Recorded data
────

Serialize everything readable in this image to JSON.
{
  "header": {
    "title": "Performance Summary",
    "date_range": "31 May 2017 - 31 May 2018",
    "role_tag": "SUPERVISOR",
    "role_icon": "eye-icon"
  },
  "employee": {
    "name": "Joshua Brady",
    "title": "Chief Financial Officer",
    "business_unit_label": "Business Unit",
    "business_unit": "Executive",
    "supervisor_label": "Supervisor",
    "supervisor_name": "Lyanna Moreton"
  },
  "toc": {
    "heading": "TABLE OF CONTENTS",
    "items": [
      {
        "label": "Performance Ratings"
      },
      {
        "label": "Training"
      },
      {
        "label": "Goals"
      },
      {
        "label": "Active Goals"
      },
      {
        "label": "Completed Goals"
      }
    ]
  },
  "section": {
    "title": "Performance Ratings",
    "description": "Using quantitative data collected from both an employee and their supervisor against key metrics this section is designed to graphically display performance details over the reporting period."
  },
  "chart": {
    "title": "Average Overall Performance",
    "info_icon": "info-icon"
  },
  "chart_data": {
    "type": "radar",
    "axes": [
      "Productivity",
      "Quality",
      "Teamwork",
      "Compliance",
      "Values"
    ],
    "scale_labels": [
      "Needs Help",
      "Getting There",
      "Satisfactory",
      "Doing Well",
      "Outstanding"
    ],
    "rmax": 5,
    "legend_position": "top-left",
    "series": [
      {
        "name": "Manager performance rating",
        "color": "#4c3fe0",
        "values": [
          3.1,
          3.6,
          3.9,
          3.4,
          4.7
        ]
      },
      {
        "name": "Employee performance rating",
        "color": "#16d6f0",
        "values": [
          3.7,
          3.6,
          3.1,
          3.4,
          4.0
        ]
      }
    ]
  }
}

────

Pull out every line holding "Goals" from the records above, and copy it.

Exercise answer:
        "label": "Goals"
        "label": "Active Goals"
        "label": "Completed Goals"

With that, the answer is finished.